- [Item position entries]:

########

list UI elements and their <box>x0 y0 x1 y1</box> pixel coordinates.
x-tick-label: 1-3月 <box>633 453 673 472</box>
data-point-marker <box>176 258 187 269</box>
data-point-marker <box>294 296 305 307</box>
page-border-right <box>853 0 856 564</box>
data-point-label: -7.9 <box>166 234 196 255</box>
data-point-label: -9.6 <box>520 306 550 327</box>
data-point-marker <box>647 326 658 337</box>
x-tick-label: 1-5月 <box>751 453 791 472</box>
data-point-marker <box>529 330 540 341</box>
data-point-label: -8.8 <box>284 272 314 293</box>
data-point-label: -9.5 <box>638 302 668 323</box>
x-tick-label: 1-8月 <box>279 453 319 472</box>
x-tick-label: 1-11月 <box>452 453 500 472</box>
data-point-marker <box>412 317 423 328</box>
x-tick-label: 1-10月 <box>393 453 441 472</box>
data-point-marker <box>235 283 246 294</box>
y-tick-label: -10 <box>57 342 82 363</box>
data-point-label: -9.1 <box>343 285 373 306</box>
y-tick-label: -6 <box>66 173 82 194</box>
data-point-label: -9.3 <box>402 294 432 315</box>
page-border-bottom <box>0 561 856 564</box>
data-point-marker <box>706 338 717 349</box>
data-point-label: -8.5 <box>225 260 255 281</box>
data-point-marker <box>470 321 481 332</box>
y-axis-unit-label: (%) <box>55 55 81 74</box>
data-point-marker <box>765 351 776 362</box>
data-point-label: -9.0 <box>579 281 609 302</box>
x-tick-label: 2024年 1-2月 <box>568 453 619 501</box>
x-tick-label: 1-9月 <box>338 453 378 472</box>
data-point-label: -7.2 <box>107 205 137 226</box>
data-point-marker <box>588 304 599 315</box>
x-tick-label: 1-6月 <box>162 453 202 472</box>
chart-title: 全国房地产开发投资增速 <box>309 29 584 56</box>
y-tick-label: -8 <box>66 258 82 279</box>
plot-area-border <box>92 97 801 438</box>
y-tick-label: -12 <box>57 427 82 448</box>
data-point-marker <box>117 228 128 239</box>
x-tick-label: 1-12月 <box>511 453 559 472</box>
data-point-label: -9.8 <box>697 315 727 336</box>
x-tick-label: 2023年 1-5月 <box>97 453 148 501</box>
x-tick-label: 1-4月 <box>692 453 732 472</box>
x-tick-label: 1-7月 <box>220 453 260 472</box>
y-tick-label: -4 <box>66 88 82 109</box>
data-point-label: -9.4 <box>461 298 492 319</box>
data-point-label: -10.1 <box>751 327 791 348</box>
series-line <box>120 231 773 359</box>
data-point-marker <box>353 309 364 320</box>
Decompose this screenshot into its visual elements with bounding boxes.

########

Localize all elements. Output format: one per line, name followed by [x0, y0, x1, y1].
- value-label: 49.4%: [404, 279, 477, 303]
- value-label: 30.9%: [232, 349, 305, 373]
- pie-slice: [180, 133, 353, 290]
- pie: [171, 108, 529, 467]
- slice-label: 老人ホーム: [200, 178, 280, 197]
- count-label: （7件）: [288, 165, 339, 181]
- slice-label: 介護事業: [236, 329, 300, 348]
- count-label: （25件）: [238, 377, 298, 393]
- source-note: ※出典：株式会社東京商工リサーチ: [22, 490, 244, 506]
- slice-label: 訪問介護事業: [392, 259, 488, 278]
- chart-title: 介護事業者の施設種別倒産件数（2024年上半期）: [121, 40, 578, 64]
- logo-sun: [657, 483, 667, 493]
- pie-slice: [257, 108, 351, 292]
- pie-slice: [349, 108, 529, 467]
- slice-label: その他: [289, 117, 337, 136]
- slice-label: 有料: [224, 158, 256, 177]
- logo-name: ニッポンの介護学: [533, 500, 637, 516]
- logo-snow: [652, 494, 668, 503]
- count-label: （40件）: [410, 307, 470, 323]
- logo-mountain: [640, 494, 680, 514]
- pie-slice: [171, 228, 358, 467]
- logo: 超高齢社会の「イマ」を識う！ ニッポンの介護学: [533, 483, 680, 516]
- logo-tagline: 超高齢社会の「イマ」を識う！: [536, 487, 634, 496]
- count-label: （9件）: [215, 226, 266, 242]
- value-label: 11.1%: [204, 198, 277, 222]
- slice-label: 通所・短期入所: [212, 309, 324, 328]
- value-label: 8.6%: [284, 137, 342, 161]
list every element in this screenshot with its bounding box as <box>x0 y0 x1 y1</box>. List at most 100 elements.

########

- [EXERCISE OBJECTIVE]:
Copy the records from the line containing "Localize all elements." through the line containing "- logo-mountain: [640, 494, 680, 514]", reproducing each line without any changes.

- [TASK ANSWER]:
Localize all elements. Output format: one per line, name followed by [x0, y0, x1, y1].
- value-label: 49.4%: [404, 279, 477, 303]
- value-label: 30.9%: [232, 349, 305, 373]
- pie-slice: [180, 133, 353, 290]
- pie: [171, 108, 529, 467]
- slice-label: 老人ホーム: [200, 178, 280, 197]
- count-label: （7件）: [288, 165, 339, 181]
- slice-label: 介護事業: [236, 329, 300, 348]
- count-label: （25件）: [238, 377, 298, 393]
- source-note: ※出典：株式会社東京商工リサーチ: [22, 490, 244, 506]
- slice-label: 訪問介護事業: [392, 259, 488, 278]
- chart-title: 介護事業者の施設種別倒産件数（2024年上半期）: [121, 40, 578, 64]
- logo-sun: [657, 483, 667, 493]
- pie-slice: [257, 108, 351, 292]
- pie-slice: [349, 108, 529, 467]
- slice-label: その他: [289, 117, 337, 136]
- slice-label: 有料: [224, 158, 256, 177]
- logo-name: ニッポンの介護学: [533, 500, 637, 516]
- logo-snow: [652, 494, 668, 503]
- count-label: （40件）: [410, 307, 470, 323]
- logo-mountain: [640, 494, 680, 514]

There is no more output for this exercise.